SET EXERCISE =>
Collect from the data below each line with "test".

MATERIAL =>
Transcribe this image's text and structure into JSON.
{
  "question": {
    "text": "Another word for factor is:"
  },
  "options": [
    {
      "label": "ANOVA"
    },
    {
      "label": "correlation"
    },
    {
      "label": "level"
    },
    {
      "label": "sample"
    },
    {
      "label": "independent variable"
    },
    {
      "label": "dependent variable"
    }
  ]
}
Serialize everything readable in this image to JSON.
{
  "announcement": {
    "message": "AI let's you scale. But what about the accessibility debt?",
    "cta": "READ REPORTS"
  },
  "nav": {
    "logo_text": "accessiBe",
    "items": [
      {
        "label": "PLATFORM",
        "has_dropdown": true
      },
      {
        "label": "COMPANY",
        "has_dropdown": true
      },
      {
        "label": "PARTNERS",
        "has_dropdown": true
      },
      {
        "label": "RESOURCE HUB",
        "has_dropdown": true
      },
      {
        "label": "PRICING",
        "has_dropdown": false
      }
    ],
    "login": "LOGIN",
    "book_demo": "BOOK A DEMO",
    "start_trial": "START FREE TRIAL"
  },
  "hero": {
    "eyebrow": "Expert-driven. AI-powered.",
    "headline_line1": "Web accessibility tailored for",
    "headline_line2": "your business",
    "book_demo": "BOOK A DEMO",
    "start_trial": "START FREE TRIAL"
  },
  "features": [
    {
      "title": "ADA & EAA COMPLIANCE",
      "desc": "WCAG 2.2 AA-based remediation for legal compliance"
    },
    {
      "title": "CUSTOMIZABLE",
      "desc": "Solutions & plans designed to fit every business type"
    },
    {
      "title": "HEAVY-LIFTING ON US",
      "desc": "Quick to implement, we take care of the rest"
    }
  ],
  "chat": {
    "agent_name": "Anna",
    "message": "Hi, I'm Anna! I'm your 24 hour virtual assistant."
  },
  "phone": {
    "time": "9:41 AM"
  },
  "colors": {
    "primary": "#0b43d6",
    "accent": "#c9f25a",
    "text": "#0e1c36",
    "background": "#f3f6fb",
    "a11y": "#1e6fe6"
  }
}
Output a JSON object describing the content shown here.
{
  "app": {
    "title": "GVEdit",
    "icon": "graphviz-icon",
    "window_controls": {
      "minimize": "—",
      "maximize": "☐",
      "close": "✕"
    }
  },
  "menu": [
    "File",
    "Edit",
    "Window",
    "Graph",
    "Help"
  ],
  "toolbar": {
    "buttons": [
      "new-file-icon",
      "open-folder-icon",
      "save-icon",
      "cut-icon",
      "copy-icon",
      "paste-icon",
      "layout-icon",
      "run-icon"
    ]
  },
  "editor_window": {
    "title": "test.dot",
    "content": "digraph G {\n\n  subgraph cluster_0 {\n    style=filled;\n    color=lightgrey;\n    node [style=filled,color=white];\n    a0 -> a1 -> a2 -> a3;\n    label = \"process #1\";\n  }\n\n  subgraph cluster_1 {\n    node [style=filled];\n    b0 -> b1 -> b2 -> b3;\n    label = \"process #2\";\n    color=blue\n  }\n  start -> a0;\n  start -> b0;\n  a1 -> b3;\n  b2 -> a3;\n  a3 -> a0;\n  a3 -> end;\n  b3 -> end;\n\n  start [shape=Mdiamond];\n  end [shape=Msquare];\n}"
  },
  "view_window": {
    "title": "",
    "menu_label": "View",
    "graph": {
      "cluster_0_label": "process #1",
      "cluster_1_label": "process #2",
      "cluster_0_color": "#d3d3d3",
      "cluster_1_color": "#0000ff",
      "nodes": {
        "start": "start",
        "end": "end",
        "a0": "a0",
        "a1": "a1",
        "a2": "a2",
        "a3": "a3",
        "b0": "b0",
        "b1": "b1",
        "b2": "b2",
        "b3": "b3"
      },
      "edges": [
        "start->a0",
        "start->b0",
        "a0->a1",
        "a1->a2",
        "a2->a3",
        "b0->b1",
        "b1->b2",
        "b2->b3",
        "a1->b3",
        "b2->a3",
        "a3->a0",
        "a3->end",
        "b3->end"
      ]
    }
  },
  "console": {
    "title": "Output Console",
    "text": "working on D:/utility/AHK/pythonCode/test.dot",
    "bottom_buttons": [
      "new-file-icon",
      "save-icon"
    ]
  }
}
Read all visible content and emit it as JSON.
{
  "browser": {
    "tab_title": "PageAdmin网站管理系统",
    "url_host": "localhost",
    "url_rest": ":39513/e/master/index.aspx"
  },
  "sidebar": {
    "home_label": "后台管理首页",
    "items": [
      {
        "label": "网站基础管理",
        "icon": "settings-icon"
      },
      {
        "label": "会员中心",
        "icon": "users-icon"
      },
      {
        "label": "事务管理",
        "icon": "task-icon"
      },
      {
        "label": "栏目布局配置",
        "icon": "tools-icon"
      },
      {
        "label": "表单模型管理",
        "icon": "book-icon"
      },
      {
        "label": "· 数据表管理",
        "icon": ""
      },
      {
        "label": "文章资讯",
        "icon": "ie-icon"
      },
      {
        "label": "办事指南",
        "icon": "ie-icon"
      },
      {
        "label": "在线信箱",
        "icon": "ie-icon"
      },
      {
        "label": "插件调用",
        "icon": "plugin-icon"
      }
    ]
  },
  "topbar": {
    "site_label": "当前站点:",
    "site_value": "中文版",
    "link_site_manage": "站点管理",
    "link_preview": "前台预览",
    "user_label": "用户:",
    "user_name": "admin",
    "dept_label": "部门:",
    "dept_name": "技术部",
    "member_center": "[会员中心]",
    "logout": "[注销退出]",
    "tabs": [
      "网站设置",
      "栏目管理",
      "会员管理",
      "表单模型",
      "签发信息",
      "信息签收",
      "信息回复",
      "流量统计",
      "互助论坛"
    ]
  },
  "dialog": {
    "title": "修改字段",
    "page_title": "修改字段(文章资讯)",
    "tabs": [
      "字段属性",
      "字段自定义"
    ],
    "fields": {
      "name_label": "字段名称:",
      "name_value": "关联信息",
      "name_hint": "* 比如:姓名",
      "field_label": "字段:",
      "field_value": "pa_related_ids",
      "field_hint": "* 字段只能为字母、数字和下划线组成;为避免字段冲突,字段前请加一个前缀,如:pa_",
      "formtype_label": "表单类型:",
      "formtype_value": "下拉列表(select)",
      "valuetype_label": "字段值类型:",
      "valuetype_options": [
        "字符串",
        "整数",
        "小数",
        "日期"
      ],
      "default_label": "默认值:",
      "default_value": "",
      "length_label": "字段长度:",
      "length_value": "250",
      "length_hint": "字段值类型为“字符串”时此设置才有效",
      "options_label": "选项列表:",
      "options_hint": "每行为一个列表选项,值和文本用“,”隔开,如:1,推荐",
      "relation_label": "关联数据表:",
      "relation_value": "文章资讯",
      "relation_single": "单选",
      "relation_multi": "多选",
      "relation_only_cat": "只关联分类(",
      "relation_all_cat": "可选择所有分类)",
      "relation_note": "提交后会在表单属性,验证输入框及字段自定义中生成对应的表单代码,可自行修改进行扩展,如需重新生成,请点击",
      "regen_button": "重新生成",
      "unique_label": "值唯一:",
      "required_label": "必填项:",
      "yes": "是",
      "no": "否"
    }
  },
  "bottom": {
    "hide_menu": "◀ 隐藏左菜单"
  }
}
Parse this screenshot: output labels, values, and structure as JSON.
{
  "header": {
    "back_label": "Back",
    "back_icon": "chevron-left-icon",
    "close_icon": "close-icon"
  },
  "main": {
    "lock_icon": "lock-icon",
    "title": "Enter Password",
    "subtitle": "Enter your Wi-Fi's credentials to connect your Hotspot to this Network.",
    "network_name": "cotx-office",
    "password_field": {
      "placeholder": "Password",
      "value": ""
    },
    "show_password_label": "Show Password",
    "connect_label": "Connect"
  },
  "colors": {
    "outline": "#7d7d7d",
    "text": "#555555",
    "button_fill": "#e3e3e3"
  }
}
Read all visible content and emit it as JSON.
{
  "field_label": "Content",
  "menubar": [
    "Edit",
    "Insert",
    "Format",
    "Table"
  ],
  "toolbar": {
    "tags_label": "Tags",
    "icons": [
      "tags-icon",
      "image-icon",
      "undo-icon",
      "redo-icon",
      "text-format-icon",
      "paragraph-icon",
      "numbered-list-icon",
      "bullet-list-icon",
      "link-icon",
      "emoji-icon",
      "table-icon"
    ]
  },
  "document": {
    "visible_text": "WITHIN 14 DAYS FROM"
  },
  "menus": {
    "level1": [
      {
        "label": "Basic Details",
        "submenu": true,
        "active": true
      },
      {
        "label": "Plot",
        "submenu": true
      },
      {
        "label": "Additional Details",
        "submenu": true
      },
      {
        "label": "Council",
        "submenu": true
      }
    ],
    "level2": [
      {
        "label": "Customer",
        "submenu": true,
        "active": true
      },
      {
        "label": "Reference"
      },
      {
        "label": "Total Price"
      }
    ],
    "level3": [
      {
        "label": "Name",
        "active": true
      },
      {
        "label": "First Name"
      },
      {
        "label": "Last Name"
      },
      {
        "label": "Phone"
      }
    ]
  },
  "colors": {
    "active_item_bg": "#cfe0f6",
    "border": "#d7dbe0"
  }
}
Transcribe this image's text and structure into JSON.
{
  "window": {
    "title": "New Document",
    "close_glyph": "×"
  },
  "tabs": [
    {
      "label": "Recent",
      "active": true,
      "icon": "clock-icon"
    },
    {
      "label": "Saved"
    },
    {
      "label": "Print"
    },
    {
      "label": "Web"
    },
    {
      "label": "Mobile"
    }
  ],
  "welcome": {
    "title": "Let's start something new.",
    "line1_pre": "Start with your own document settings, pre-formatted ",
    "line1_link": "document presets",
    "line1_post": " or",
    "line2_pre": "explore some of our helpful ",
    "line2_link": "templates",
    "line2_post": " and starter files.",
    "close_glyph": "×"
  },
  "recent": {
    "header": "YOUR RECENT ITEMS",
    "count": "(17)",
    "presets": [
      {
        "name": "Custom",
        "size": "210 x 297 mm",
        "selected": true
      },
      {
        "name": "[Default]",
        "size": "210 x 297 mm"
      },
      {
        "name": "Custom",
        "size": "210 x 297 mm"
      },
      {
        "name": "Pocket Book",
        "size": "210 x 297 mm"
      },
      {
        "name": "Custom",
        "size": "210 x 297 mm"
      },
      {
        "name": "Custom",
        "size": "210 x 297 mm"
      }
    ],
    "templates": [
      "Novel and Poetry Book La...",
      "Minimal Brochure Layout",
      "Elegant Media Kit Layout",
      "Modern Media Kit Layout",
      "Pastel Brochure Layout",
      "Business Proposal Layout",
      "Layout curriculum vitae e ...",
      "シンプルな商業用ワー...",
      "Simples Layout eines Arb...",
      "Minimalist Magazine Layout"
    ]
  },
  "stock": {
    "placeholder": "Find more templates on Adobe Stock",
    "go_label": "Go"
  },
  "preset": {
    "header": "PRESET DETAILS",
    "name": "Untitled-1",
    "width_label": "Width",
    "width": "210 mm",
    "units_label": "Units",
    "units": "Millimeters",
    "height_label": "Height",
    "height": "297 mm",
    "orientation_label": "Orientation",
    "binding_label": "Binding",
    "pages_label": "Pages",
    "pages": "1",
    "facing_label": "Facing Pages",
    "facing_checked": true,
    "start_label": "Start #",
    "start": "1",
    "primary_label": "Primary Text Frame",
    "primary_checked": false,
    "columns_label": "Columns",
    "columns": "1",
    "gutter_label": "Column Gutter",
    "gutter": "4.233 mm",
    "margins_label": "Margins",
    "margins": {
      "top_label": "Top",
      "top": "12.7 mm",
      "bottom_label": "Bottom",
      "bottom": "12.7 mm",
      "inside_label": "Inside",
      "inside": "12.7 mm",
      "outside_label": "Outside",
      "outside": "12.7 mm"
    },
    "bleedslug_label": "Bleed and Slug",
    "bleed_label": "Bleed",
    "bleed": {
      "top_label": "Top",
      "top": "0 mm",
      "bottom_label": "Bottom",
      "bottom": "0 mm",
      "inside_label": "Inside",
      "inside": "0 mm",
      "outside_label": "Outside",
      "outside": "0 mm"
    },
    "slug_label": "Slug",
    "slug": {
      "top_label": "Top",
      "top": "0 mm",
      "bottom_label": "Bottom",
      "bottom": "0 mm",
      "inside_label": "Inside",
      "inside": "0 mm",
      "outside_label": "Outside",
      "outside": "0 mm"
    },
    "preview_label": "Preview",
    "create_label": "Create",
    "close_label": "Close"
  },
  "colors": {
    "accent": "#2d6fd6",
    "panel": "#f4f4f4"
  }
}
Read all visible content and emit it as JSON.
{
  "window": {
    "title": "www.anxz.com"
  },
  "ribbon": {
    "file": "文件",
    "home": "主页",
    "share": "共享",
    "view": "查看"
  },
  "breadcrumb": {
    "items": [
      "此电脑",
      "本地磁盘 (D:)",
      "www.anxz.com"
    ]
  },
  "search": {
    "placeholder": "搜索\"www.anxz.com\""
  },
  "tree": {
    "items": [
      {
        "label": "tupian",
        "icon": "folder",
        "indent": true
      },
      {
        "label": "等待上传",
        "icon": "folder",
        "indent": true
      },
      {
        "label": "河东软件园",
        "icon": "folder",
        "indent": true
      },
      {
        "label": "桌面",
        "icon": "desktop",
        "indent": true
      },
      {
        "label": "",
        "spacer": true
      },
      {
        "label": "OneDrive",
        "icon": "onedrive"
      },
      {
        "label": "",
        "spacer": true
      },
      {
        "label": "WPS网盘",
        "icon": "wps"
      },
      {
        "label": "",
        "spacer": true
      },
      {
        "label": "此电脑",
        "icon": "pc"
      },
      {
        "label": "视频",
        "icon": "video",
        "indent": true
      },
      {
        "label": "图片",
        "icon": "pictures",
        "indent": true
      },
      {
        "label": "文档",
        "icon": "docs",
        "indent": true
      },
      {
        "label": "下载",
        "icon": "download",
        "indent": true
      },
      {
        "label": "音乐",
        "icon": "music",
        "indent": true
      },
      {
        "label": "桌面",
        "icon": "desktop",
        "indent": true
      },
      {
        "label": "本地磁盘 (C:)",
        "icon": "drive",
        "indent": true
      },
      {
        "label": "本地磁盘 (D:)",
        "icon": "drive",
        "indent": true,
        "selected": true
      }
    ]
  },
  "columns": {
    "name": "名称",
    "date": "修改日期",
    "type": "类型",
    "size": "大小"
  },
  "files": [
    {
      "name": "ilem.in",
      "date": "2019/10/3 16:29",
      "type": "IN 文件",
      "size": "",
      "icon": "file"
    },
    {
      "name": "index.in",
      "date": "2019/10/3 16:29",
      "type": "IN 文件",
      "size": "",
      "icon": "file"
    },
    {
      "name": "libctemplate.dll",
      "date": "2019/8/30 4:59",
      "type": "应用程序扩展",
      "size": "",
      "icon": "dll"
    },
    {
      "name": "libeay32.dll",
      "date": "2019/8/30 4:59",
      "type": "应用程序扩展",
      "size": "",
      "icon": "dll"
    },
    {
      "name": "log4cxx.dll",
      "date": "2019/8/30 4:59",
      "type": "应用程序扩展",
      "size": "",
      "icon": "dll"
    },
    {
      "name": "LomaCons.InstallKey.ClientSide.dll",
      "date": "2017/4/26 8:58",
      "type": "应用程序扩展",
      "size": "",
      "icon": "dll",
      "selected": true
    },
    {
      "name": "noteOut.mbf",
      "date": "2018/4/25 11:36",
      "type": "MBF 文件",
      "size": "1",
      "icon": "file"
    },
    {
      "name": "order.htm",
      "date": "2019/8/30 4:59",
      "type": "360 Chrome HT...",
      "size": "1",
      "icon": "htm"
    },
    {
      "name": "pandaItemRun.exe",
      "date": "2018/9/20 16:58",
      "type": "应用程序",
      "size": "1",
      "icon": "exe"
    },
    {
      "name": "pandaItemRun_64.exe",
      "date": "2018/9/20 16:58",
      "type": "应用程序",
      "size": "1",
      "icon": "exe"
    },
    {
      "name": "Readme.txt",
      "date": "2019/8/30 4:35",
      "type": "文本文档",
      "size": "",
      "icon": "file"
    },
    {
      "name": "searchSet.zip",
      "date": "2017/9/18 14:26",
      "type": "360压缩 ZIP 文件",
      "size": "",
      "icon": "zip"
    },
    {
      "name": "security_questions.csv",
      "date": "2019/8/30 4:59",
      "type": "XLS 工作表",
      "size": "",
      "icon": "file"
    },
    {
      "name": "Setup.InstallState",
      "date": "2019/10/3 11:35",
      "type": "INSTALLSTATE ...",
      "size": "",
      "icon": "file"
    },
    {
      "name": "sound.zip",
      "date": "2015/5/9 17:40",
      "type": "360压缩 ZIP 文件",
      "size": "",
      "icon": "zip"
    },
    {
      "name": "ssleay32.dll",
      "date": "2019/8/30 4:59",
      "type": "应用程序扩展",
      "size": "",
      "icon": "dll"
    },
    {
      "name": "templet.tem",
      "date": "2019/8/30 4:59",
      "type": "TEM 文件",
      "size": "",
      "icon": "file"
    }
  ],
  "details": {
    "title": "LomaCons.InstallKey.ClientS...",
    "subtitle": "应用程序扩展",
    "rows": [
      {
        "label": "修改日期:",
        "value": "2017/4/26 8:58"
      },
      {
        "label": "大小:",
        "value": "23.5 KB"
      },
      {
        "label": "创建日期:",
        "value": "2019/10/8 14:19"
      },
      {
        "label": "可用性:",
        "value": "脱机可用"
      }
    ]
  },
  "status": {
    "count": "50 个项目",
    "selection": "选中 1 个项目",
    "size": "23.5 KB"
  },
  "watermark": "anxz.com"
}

WRITTEN REPLY =>
    "title": "test.dot",
    "text": "working on D:/utility/AHK/pythonCode/test.dot",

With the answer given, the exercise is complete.